» **PROBLEM DESCRIPTION**
Transcribe all of the material exactly. Any picture in it should be left out.

» **DATASET**

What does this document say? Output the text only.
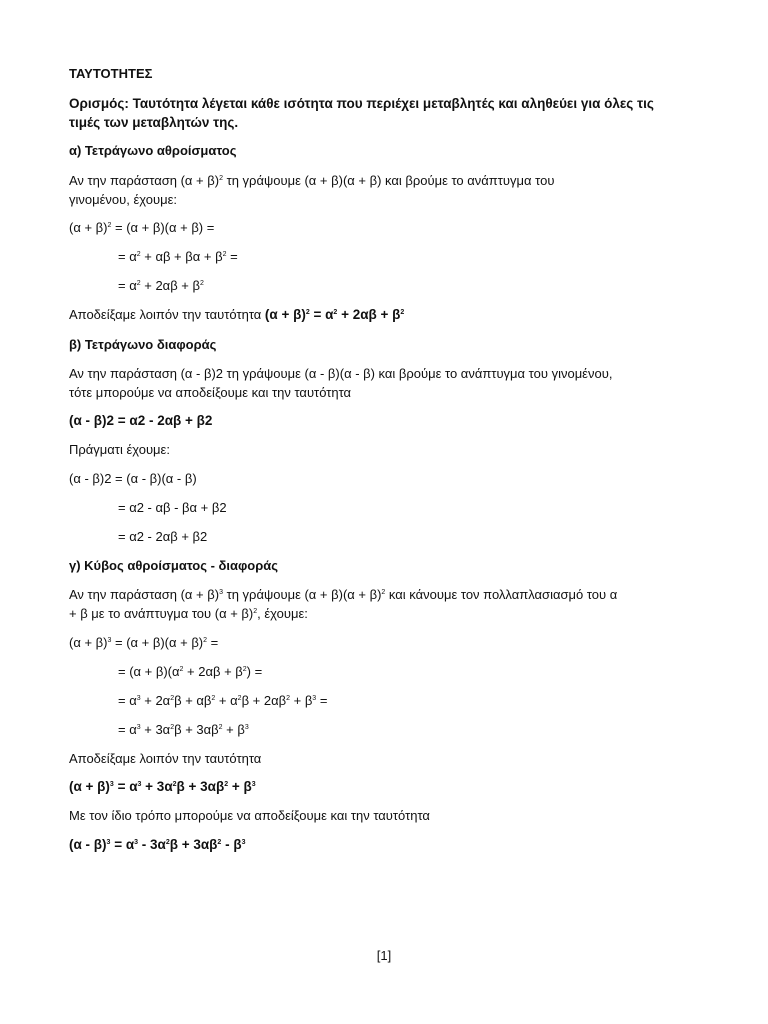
ΤΑΥΤΟΤΗΤΕΣ
Ορισμός: Ταυτότητα λέγεται κάθε ισότητα που περιέχει μεταβλητές και αληθεύει για όλες τις
τιμές των μεταβλητών της.
α) Τετράγωνο αθροίσματος
Αν την παράσταση $(\alpha + \beta)^2$ τη γράψουμε (α + β)(α + β) και βρούμε το ανάπτυγμα του
γινομένου, έχουμε:
$(\alpha + \beta)^2 = (\alpha + \beta)(\alpha + \beta)$ =
= $\alpha^2 + \alpha\beta + \beta\alpha + \beta^2$ =
= $\alpha^2 + 2\alpha\beta + \beta^2$
Αποδείξαμε λοιπόν την ταυτότητα $(\alpha + \beta)^2 = \alpha^2 + 2\alpha\beta + \beta^2$
β) Τετράγωνο διαφοράς
Αν την παράσταση (α - β)2 τη γράψουμε (α - β)(α - β) και βρούμε το ανάπτυγμα του γινομένου,
τότε μπορούμε να αποδείξουμε και την ταυτότητα
(α - β)2 = α2 - 2αβ + β2
Πράγματι έχουμε:
(α - β)2 = (α - β)(α - β)
= α2 - αβ - βα + β2
= α2 - 2αβ + β2
γ) Κύβος αθροίσματος - διαφοράς
Αν την παράσταση $(\alpha + \beta)^3$ τη γράψουμε $(\alpha + \beta)(\alpha + \beta)^2$ και κάνουμε τον πολλαπλασιασμό του α
+ β με το ανάπτυγμα του $(\alpha + \beta)^2$, έχουμε:
$(\alpha + \beta)^3 = (\alpha + \beta)(\alpha + \beta)^2$ =
= $(\alpha + \beta)(\alpha^2 + 2\alpha\beta + \beta^2)$ =
= $\alpha^3 + 2\alpha^2\beta + \alpha\beta^2 + \alpha^2\beta + 2\alpha\beta^2 + \beta^3$ =
= $\alpha^3 + 3\alpha^2\beta + 3\alpha\beta^2 + \beta^3$
Αποδείξαμε λοιπόν την ταυτότητα
$(\alpha + \beta)^3 = \alpha^3 + 3\alpha^2\beta + 3\alpha\beta^2 + \beta^3$
Με τον ίδιο τρόπο μπορούμε να αποδείξουμε και την ταυτότητα
$(\alpha - \beta)^3 = \alpha^3 - 3\alpha^2\beta + 3\alpha\beta^2 - \beta^3$
[1]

» **RESULT OF THE EXERCISE**
What does this document say? Output the text only.
ΤΑΥΤΟΤΗΤΕΣ
Ορισμός: Ταυτότητα λέγεται κάθε ισότητα που περιέχει μεταβλητές και αληθεύει για όλες τις
τιμές των μεταβλητών της.
α) Τετράγωνο αθροίσματος
Αν την παράσταση $(\alpha + \beta)^2$ τη γράψουμε (α + β)(α + β) και βρούμε το ανάπτυγμα του
γινομένου, έχουμε:
$(\alpha + \beta)^2 = (\alpha + \beta)(\alpha + \beta)$ =
= $\alpha^2 + \alpha\beta + \beta\alpha + \beta^2$ =
= $\alpha^2 + 2\alpha\beta + \beta^2$
Αποδείξαμε λοιπόν την ταυτότητα $(\alpha + \beta)^2 = \alpha^2 + 2\alpha\beta + \beta^2$
β) Τετράγωνο διαφοράς
Αν την παράσταση (α - β)2 τη γράψουμε (α - β)(α - β) και βρούμε το ανάπτυγμα του γινομένου,
τότε μπορούμε να αποδείξουμε και την ταυτότητα
(α - β)2 = α2 - 2αβ + β2
Πράγματι έχουμε:
(α - β)2 = (α - β)(α - β)
= α2 - αβ - βα + β2
= α2 - 2αβ + β2
γ) Κύβος αθροίσματος - διαφοράς
Αν την παράσταση $(\alpha + \beta)^3$ τη γράψουμε $(\alpha + \beta)(\alpha + \beta)^2$ και κάνουμε τον πολλαπλασιασμό του α
+ β με το ανάπτυγμα του $(\alpha + \beta)^2$, έχουμε:
$(\alpha + \beta)^3 = (\alpha + \beta)(\alpha + \beta)^2$ =
= $(\alpha + \beta)(\alpha^2 + 2\alpha\beta + \beta^2)$ =
= $\alpha^3 + 2\alpha^2\beta + \alpha\beta^2 + \alpha^2\beta + 2\alpha\beta^2 + \beta^3$ =
= $\alpha^3 + 3\alpha^2\beta + 3\alpha\beta^2 + \beta^3$
Αποδείξαμε λοιπόν την ταυτότητα
$(\alpha + \beta)^3 = \alpha^3 + 3\alpha^2\beta + 3\alpha\beta^2 + \beta^3$
Με τον ίδιο τρόπο μπορούμε να αποδείξουμε και την ταυτότητα
$(\alpha - \beta)^3 = \alpha^3 - 3\alpha^2\beta + 3\alpha\beta^2 - \beta^3$
[1]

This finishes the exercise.